- [Exercise prompt]: Go through the records below line by line, counting those that contain the word "Gospodarka"; answer with the count only.
※ ※ ※
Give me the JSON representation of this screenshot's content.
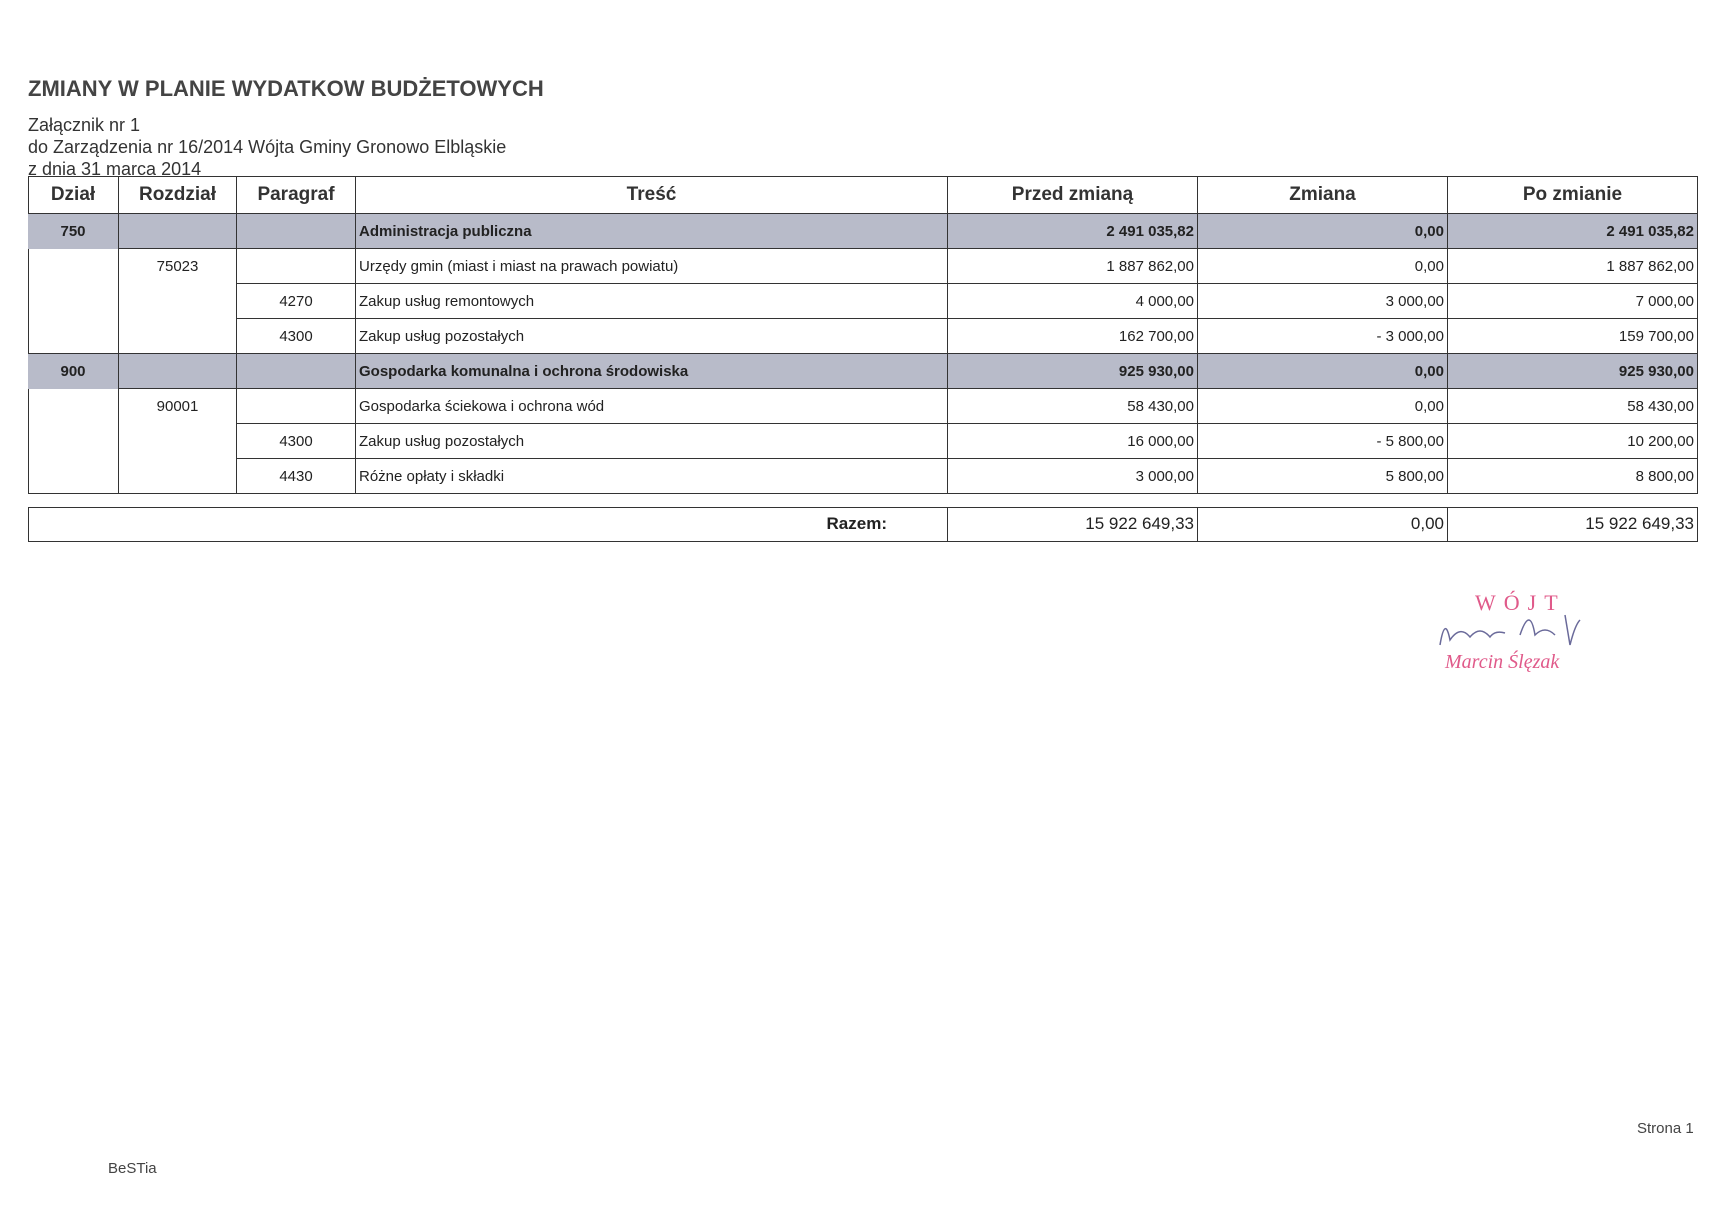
{
  "header": {
    "title": "ZMIANY W PLANIE WYDATKOW BUDŻETOWYCH",
    "lines": [
      "Załącznik nr 1",
      "do Zarządzenia nr 16/2014 Wójta Gminy Gronowo Elbląskie",
      "z dnia 31 marca 2014"
    ]
  },
  "table": {
    "columns": {
      "dzial": "Dział",
      "rozdzial": "Rozdział",
      "paragraf": "Paragraf",
      "tresc": "Treść",
      "przed": "Przed zmianą",
      "zmiana": "Zmiana",
      "po": "Po zmianie"
    },
    "rows": [
      {
        "section": true,
        "dzial": "750",
        "tresc": "Administracja publiczna",
        "przed": "2 491 035,82",
        "zmiana": "0,00",
        "po": "2 491 035,82"
      },
      {
        "section": false,
        "rozdzial": "75023",
        "tresc": "Urzędy gmin (miast i miast na prawach powiatu)",
        "przed": "1 887 862,00",
        "zmiana": "0,00",
        "po": "1 887 862,00"
      },
      {
        "section": false,
        "paragraf": "4270",
        "tresc": "Zakup usług remontowych",
        "przed": "4 000,00",
        "zmiana": "3 000,00",
        "po": "7 000,00"
      },
      {
        "section": false,
        "paragraf": "4300",
        "tresc": "Zakup usług pozostałych",
        "przed": "162 700,00",
        "zmiana": "- 3 000,00",
        "po": "159 700,00"
      },
      {
        "section": true,
        "dzial": "900",
        "tresc": "Gospodarka komunalna i ochrona środowiska",
        "przed": "925 930,00",
        "zmiana": "0,00",
        "po": "925 930,00"
      },
      {
        "section": false,
        "rozdzial": "90001",
        "tresc": "Gospodarka ściekowa i ochrona wód",
        "przed": "58 430,00",
        "zmiana": "0,00",
        "po": "58 430,00"
      },
      {
        "section": false,
        "paragraf": "4300",
        "tresc": "Zakup usług pozostałych",
        "przed": "16 000,00",
        "zmiana": "- 5 800,00",
        "po": "10 200,00"
      },
      {
        "section": false,
        "paragraf": "4430",
        "tresc": "Różne opłaty i składki",
        "przed": "3 000,00",
        "zmiana": "5 800,00",
        "po": "8 800,00"
      }
    ],
    "total": {
      "label": "Razem:",
      "przed": "15 922 649,33",
      "zmiana": "0,00",
      "po": "15 922 649,33"
    }
  },
  "stamp": {
    "title": "WÓJT",
    "name": "Marcin Ślęzak"
  },
  "footer": {
    "page": "Strona 1",
    "software": "BeSTia"
  }
}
※ ※ ※
- [Exercise answer]: 2